PROBLEM
Without including any images, repeat the data exactly.

EXERCISE INPUT
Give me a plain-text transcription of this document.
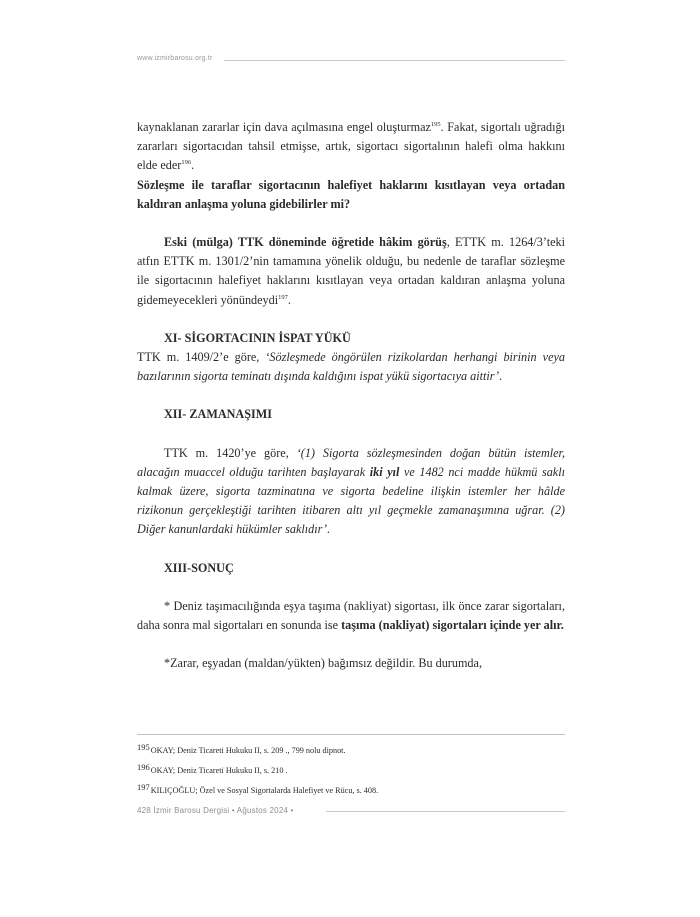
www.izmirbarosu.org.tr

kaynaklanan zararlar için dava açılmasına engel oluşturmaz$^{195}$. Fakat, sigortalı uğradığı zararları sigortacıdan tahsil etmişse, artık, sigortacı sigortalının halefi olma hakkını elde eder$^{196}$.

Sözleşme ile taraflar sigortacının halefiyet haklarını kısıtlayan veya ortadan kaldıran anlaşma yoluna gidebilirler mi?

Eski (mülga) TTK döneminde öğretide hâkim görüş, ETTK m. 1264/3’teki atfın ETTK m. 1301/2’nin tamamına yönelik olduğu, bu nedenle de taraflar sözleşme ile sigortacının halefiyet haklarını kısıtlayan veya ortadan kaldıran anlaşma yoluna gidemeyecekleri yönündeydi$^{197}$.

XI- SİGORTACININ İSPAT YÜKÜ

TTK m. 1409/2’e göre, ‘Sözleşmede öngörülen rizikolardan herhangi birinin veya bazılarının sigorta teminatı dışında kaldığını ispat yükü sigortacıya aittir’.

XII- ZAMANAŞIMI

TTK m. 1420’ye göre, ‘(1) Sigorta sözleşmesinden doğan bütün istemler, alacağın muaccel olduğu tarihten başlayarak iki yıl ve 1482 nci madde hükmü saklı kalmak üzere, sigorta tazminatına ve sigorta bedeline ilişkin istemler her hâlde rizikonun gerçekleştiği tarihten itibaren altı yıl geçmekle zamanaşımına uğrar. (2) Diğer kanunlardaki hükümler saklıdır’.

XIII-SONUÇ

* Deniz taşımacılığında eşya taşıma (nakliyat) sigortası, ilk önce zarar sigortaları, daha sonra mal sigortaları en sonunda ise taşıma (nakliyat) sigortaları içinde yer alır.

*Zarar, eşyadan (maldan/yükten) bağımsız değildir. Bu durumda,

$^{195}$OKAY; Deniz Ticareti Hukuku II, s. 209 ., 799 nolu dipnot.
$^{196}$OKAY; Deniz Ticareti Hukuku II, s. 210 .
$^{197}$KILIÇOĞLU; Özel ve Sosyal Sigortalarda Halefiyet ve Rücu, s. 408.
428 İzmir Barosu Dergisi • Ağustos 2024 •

EXERCISE ANSWER
Give me a plain-text transcription of this document.
www.izmirbarosu.org.tr

kaynaklanan zararlar için dava açılmasına engel oluşturmaz$^{195}$. Fakat, sigortalı uğradığı zararları sigortacıdan tahsil etmişse, artık, sigortacı sigortalının halefi olma hakkını elde eder$^{196}$.

Sözleşme ile taraflar sigortacının halefiyet haklarını kısıtlayan veya ortadan kaldıran anlaşma yoluna gidebilirler mi?

Eski (mülga) TTK döneminde öğretide hâkim görüş, ETTK m. 1264/3’teki atfın ETTK m. 1301/2’nin tamamına yönelik olduğu, bu nedenle de taraflar sözleşme ile sigortacının halefiyet haklarını kısıtlayan veya ortadan kaldıran anlaşma yoluna gidemeyecekleri yönündeydi$^{197}$.

XI- SİGORTACININ İSPAT YÜKÜ

TTK m. 1409/2’e göre, ‘Sözleşmede öngörülen rizikolardan herhangi birinin veya bazılarının sigorta teminatı dışında kaldığını ispat yükü sigortacıya aittir’.

XII- ZAMANAŞIMI

TTK m. 1420’ye göre, ‘(1) Sigorta sözleşmesinden doğan bütün istemler, alacağın muaccel olduğu tarihten başlayarak iki yıl ve 1482 nci madde hükmü saklı kalmak üzere, sigorta tazminatına ve sigorta bedeline ilişkin istemler her hâlde rizikonun gerçekleştiği tarihten itibaren altı yıl geçmekle zamanaşımına uğrar. (2) Diğer kanunlardaki hükümler saklıdır’.

XIII-SONUÇ

* Deniz taşımacılığında eşya taşıma (nakliyat) sigortası, ilk önce zarar sigortaları, daha sonra mal sigortaları en sonunda ise taşıma (nakliyat) sigortaları içinde yer alır.

*Zarar, eşyadan (maldan/yükten) bağımsız değildir. Bu durumda,

$^{195}$OKAY; Deniz Ticareti Hukuku II, s. 209 ., 799 nolu dipnot.
$^{196}$OKAY; Deniz Ticareti Hukuku II, s. 210 .
$^{197}$KILIÇOĞLU; Özel ve Sosyal Sigortalarda Halefiyet ve Rücu, s. 408.
428 İzmir Barosu Dergisi • Ağustos 2024 •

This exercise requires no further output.